> _AIM OF THE EXERCISE_:
Please transcribe the data below exactly. Leave the pictures out.

┌────────

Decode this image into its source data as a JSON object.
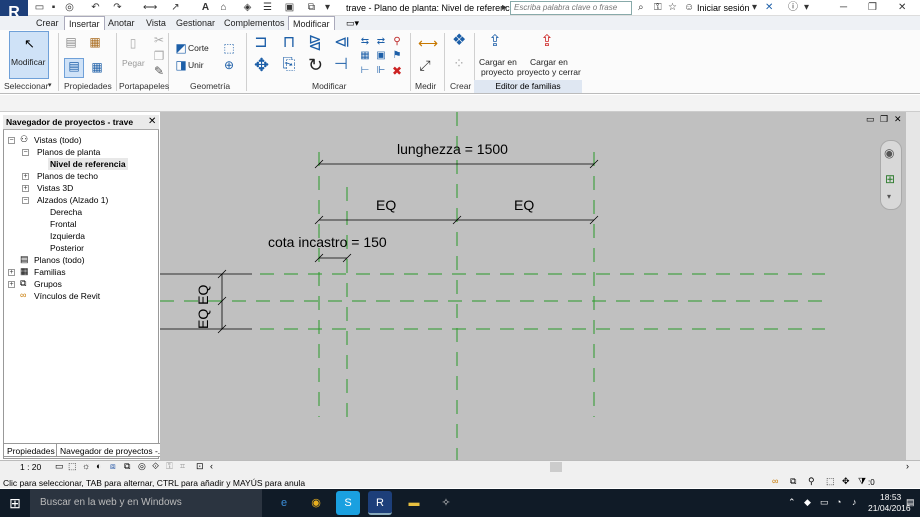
{
  "app": {
    "logo": "R",
    "doc_title": "trave - Plano de planta: Nivel de referencia",
    "search_placeholder": "Escriba palabra clave o frase",
    "login": "Iniciar sesión"
  },
  "tabs": [
    "Crear",
    "Insertar",
    "Anotar",
    "Vista",
    "Gestionar",
    "Complementos",
    "Modificar"
  ],
  "active_tab": "Modificar",
  "ribbon": {
    "modify_label": "Modificar",
    "corte_label": "Corte",
    "unir_label": "Unir",
    "pegar_label": "Pegar",
    "cargar_proyecto": [
      "Cargar en",
      "proyecto"
    ],
    "cargar_cerrar": [
      "Cargar en",
      "proyecto y cerrar"
    ],
    "panels": [
      "Seleccionar",
      "Propiedades",
      "Portapapeles",
      "Geometría",
      "Modificar",
      "Medir",
      "Crear",
      "Editor de familias"
    ]
  },
  "browser": {
    "title": "Navegador de proyectos - trave",
    "items": [
      {
        "label": "Vistas (todo)"
      },
      {
        "label": "Planos de planta"
      },
      {
        "label": "Nivel de referencia"
      },
      {
        "label": "Planos de techo"
      },
      {
        "label": "Vistas 3D"
      },
      {
        "label": "Alzados (Alzado 1)"
      },
      {
        "label": "Derecha"
      },
      {
        "label": "Frontal"
      },
      {
        "label": "Izquierda"
      },
      {
        "label": "Posterior"
      },
      {
        "label": "Planos (todo)"
      },
      {
        "label": "Familias"
      },
      {
        "label": "Grupos"
      },
      {
        "label": "Vínculos de Revit"
      }
    ],
    "bottom_tabs": [
      "Propiedades",
      "Navegador de proyectos -..."
    ]
  },
  "drawing": {
    "dim_total": "lunghezza = 1500",
    "dim_eq_left": "EQ",
    "dim_eq_right": "EQ",
    "dim_incastro": "cota incastro = 150",
    "dim_vertical": "EQ EQ"
  },
  "status": {
    "scale": "1 : 20",
    "message": "Clic para seleccionar, TAB para alternar, CTRL para añadir y MAYÚS para anula",
    "filter_count": ":0"
  },
  "taskbar": {
    "search": "Buscar en la web y en Windows",
    "time": "18:53",
    "date": "21/04/2016"
  }
}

└────────

> _WRITTEN SOLUTION_:
Decode this image into its source data as a JSON object.
{
  "app": {
    "logo": "R",
    "doc_title": "trave - Plano de planta: Nivel de referencia",
    "search_placeholder": "Escriba palabra clave o frase",
    "login": "Iniciar sesión"
  },
  "tabs": [
    "Crear",
    "Insertar",
    "Anotar",
    "Vista",
    "Gestionar",
    "Complementos",
    "Modificar"
  ],
  "active_tab": "Modificar",
  "ribbon": {
    "modify_label": "Modificar",
    "corte_label": "Corte",
    "unir_label": "Unir",
    "pegar_label": "Pegar",
    "cargar_proyecto": [
      "Cargar en",
      "proyecto"
    ],
    "cargar_cerrar": [
      "Cargar en",
      "proyecto y cerrar"
    ],
    "panels": [
      "Seleccionar",
      "Propiedades",
      "Portapapeles",
      "Geometría",
      "Modificar",
      "Medir",
      "Crear",
      "Editor de familias"
    ]
  },
  "browser": {
    "title": "Navegador de proyectos - trave",
    "items": [
      {
        "label": "Vistas (todo)"
      },
      {
        "label": "Planos de planta"
      },
      {
        "label": "Nivel de referencia"
      },
      {
        "label": "Planos de techo"
      },
      {
        "label": "Vistas 3D"
      },
      {
        "label": "Alzados (Alzado 1)"
      },
      {
        "label": "Derecha"
      },
      {
        "label": "Frontal"
      },
      {
        "label": "Izquierda"
      },
      {
        "label": "Posterior"
      },
      {
        "label": "Planos (todo)"
      },
      {
        "label": "Familias"
      },
      {
        "label": "Grupos"
      },
      {
        "label": "Vínculos de Revit"
      }
    ],
    "bottom_tabs": [
      "Propiedades",
      "Navegador de proyectos -..."
    ]
  },
  "drawing": {
    "dim_total": "lunghezza = 1500",
    "dim_eq_left": "EQ",
    "dim_eq_right": "EQ",
    "dim_incastro": "cota incastro = 150",
    "dim_vertical": "EQ EQ"
  },
  "status": {
    "scale": "1 : 20",
    "message": "Clic para seleccionar, TAB para alternar, CTRL para añadir y MAYÚS para anula",
    "filter_count": ":0"
  },
  "taskbar": {
    "search": "Buscar en la web y en Windows",
    "time": "18:53",
    "date": "21/04/2016"
  }
}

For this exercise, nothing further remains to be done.